* Begin Reading passage *

The Corner

Eric Alterman & Hiroshima

Oliver Kamm :

But Alterman outdoes himself when writing for a domestic audience. In his current Nation column he adduces, as an instance of media bias, a subject I fear I need to return to:

When Enola Gay pilot Paul Tibbets died November 1, the New York Times repeated Tibbets’s contention that “It would have been morally wrong if we’d have had [the atomic bomb] and not used it and let a million more people die.” That virtually no reputable historian would put the casualty figure for a US invasion of Japan anywhere near that high (leaving aside the question of whether an invasion would have been necessary) was not mentioned in the story.

What can you say? The most charitable explanation I can give is that Alterman is (unlike the late General Tibbets) sufficiently ethnocentric not to take into account the deaths of Japanese civilians that would have resulted from a conventional invasion and blockade of the home islands, sufficiently casual not to distinguish between deaths and casualties, and entirely unaware of research by American and Japanese historians published in the last 20 years concerning the conclusion of the Pacific War. I can name off the top of my head at least a dozen leading historians in this field who would concur with Tibbets’s judgement, owing to their knowledge of Japanese military preparations on Kyushu, the Americans’ experience of battle at Okinawa and Iwo Jima, the casualty estimates used by the Truman administration, the number of American medals struck in anticipation of the appalling costs of a conventional invasion, and other factors.

* End Reading passage *

> Challenge A
Write out the blog post on Eric Alterman and Hiroshima in full, word for word.
> Challenge B
In the listing, from its first line up to and including the line with "legend-swatch-a — [373, 629, 386, 653]", change every "y-tick-label" to "vertical-tick-label" and give those lines again with nothing else altered.

* Begin Dataset extract *

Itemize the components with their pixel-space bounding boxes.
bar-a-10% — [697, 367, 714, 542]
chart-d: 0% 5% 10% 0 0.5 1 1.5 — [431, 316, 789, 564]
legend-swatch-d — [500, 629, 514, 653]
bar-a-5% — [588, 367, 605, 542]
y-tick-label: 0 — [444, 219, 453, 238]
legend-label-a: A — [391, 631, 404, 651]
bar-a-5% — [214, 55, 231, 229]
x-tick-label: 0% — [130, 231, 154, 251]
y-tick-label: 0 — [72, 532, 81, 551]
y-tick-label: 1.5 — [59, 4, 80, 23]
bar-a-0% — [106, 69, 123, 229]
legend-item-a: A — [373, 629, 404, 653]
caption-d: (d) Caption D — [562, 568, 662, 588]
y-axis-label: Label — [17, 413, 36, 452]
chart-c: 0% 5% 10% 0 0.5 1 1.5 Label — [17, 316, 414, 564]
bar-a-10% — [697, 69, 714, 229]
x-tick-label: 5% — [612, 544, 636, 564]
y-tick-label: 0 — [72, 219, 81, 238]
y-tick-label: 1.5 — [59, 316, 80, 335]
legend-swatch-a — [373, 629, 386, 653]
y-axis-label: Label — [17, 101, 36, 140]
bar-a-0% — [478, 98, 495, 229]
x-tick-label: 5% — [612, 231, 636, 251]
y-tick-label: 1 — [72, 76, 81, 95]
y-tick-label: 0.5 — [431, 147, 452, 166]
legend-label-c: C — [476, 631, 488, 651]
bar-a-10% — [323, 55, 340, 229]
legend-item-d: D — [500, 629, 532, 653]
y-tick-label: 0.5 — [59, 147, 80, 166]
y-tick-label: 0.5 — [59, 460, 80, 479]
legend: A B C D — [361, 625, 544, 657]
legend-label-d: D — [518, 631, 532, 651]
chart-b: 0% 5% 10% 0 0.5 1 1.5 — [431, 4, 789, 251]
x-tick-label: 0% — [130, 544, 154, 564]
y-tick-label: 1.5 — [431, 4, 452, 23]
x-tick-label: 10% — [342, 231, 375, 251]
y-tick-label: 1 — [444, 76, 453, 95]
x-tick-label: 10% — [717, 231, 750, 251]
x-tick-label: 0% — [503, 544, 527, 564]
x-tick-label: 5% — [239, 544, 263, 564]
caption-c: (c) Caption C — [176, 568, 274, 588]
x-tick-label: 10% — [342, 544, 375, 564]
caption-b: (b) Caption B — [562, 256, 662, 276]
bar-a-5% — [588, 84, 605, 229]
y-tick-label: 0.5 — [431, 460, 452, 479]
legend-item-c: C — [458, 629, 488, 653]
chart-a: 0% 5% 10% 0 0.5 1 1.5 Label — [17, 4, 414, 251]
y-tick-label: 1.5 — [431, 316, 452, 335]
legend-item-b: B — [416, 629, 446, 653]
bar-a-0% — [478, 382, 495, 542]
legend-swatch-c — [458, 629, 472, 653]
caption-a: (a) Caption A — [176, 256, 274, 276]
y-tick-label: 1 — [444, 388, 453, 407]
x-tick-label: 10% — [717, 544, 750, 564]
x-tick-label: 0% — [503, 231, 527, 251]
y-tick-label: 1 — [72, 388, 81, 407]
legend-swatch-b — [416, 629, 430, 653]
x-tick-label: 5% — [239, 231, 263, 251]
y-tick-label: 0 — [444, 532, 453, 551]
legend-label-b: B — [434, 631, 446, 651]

* End Dataset extract *

> Complete output A
The Corner

Eric Alterman & Hiroshima

Oliver Kamm :

But Alterman outdoes himself when writing for a domestic audience. In his current Nation column he adduces, as an instance of media bias, a subject I fear I need to return to:

When Enola Gay pilot Paul Tibbets died November 1, the New York Times repeated Tibbets’s contention that “It would have been morally wrong if we’d have had [the atomic bomb] and not used it and let a million more people die.” That virtually no reputable historian would put the casualty figure for a US invasion of Japan anywhere near that high (leaving aside the question of whether an invasion would have been necessary) was not mentioned in the story.

What can you say? The most charitable explanation I can give is that Alterman is (unlike the late General Tibbets) sufficiently ethnocentric not to take into account the deaths of Japanese civilians that would have resulted from a conventional invasion and blockade of the home islands, sufficiently casual not to distinguish between deaths and casualties, and entirely unaware of research by American and Japanese historians published in the last 20 years concerning the conclusion of the Pacific War. I can name off the top of my head at least a dozen leading historians in this field who would concur with Tibbets’s judgement, owing to their knowledge of Japanese military preparations on Kyushu, the Americans’ experience of battle at Okinawa and Iwo Jima, the casualty estimates used by the Truman administration, the number of American medals struck in anticipation of the appalling costs of a conventional invasion, and other factors.

> Complete output B
Itemize the components with their pixel-space bounding boxes.
bar-a-10% — [697, 367, 714, 542]
chart-d: 0% 5% 10% 0 0.5 1 1.5 — [431, 316, 789, 564]
legend-swatch-d — [500, 629, 514, 653]
bar-a-5% — [588, 367, 605, 542]
vertical-tick-label: 0 — [444, 219, 453, 238]
legend-label-a: A — [391, 631, 404, 651]
bar-a-5% — [214, 55, 231, 229]
x-tick-label: 0% — [130, 231, 154, 251]
vertical-tick-label: 0 — [72, 532, 81, 551]
vertical-tick-label: 1.5 — [59, 4, 80, 23]
bar-a-0% — [106, 69, 123, 229]
legend-item-a: A — [373, 629, 404, 653]
caption-d: (d) Caption D — [562, 568, 662, 588]
y-axis-label: Label — [17, 413, 36, 452]
chart-c: 0% 5% 10% 0 0.5 1 1.5 Label — [17, 316, 414, 564]
bar-a-10% — [697, 69, 714, 229]
x-tick-label: 5% — [612, 544, 636, 564]
vertical-tick-label: 0 — [72, 219, 81, 238]
vertical-tick-label: 1.5 — [59, 316, 80, 335]
legend-swatch-a — [373, 629, 386, 653]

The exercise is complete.